Stated goal. Copy out each line of the listing that has the word "true" in it.

"""

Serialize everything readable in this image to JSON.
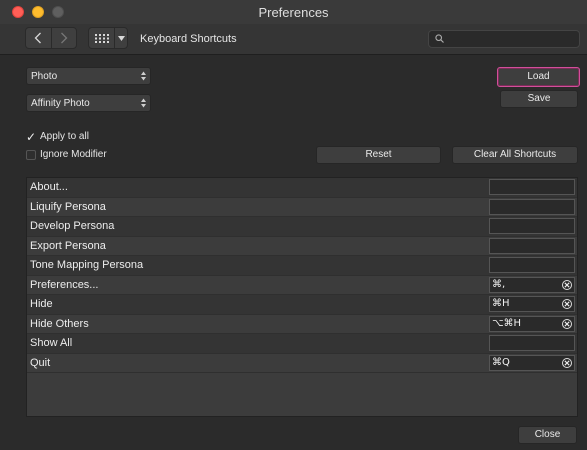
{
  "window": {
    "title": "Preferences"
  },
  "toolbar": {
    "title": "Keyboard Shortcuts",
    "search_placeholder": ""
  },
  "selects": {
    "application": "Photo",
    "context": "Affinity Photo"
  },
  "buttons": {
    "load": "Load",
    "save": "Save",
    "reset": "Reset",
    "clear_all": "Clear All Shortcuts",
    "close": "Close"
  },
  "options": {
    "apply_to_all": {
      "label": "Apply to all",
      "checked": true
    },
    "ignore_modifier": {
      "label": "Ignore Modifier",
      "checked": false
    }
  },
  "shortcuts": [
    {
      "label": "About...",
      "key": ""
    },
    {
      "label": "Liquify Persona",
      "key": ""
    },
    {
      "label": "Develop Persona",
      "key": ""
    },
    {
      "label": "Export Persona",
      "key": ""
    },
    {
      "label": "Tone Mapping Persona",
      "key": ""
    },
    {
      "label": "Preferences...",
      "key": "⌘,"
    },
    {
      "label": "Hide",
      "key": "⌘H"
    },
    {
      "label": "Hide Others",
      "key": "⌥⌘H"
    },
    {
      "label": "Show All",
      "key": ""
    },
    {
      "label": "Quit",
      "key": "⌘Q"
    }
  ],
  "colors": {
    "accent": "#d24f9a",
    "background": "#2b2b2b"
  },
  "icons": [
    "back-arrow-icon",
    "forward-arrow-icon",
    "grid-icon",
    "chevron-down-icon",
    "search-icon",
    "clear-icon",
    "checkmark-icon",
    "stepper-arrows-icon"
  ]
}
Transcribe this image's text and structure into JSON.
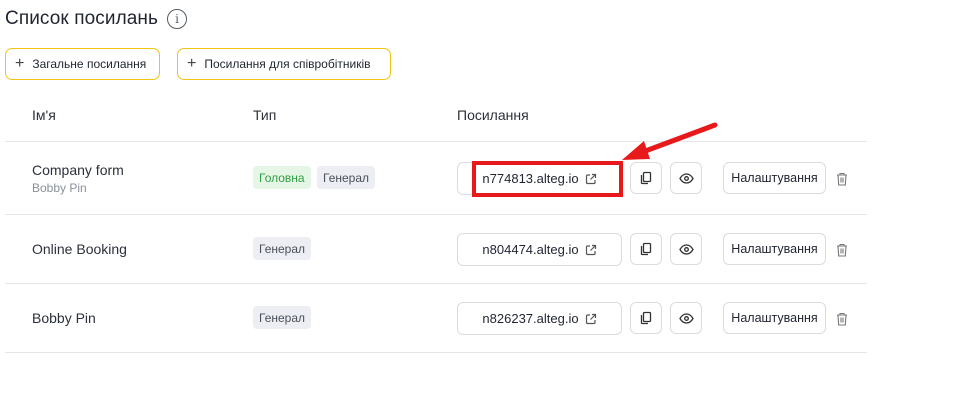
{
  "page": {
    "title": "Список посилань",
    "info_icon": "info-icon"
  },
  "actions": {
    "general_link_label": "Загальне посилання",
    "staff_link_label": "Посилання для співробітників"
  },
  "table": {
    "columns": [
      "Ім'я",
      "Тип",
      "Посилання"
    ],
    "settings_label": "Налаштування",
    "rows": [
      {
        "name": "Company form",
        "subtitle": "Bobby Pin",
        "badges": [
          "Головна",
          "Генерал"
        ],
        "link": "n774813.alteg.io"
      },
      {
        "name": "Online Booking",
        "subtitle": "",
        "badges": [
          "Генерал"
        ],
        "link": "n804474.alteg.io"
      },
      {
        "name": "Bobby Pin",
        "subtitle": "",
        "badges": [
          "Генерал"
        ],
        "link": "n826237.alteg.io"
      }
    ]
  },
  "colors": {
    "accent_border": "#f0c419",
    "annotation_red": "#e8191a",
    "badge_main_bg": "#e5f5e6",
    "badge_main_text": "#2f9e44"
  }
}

"""
"""

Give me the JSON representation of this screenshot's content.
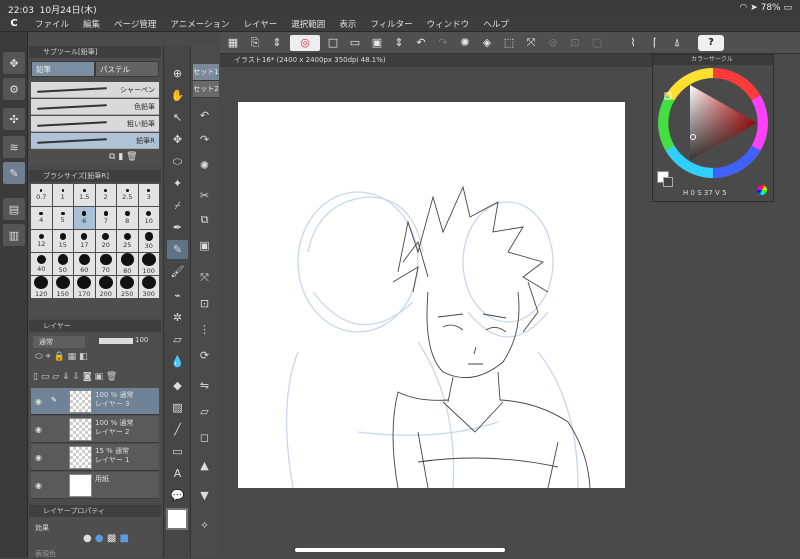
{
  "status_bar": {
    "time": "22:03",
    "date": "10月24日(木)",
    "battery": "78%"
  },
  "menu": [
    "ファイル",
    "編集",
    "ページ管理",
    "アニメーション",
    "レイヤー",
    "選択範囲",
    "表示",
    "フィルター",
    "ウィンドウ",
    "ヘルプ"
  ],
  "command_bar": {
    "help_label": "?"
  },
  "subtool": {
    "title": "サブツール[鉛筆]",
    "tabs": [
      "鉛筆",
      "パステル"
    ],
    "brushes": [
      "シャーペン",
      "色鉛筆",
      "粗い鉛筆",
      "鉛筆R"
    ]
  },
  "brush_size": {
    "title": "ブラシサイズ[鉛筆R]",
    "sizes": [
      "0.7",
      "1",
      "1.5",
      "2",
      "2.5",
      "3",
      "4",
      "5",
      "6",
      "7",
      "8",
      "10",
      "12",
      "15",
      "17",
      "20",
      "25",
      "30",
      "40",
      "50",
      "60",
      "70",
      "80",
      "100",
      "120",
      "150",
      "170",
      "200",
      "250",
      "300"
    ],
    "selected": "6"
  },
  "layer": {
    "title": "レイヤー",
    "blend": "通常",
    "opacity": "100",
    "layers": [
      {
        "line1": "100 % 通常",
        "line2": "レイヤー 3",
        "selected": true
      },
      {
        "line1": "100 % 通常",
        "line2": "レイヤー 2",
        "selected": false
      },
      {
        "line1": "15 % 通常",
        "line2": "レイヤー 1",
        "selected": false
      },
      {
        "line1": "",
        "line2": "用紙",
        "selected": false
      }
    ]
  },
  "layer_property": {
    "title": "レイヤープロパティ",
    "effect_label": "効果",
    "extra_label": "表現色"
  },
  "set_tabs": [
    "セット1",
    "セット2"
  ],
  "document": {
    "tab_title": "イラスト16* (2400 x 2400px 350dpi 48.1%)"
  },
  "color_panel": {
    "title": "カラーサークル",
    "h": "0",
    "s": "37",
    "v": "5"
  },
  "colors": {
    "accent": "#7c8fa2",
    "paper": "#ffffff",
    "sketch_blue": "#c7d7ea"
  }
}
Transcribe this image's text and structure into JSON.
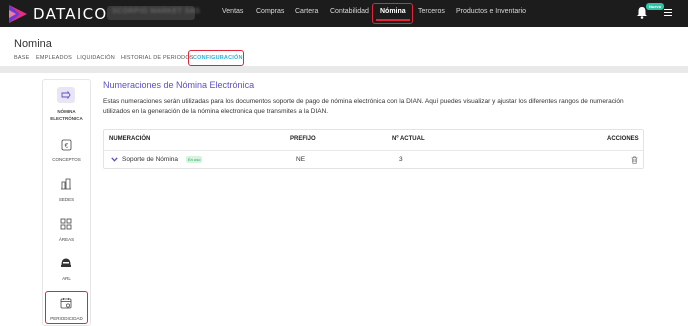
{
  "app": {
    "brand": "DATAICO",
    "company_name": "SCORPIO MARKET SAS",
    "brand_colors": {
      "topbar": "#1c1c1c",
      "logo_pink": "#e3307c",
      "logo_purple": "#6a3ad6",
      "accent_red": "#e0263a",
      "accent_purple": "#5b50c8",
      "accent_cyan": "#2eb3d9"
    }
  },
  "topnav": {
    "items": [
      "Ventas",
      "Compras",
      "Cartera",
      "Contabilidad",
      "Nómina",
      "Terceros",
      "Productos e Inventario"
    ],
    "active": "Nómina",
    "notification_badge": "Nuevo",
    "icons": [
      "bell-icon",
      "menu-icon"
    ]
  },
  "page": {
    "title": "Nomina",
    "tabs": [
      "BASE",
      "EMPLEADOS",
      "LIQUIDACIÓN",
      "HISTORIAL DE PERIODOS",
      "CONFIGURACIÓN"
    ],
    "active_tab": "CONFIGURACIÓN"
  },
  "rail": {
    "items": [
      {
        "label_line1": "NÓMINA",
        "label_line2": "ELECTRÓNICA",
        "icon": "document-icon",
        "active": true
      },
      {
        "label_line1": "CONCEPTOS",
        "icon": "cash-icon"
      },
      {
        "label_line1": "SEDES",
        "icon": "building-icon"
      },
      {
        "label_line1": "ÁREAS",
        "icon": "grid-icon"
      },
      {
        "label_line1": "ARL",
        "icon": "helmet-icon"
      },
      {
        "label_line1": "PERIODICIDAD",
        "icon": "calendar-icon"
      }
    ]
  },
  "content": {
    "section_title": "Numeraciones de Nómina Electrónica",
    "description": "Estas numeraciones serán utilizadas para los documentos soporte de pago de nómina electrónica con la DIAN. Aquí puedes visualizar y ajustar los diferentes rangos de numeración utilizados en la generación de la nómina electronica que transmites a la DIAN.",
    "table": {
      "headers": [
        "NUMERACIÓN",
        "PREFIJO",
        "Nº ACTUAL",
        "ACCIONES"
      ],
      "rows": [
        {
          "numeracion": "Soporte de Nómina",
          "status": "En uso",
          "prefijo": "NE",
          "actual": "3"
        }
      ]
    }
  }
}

"""

Solved exercise.
      "checked": true
        "selected": true
        "active": true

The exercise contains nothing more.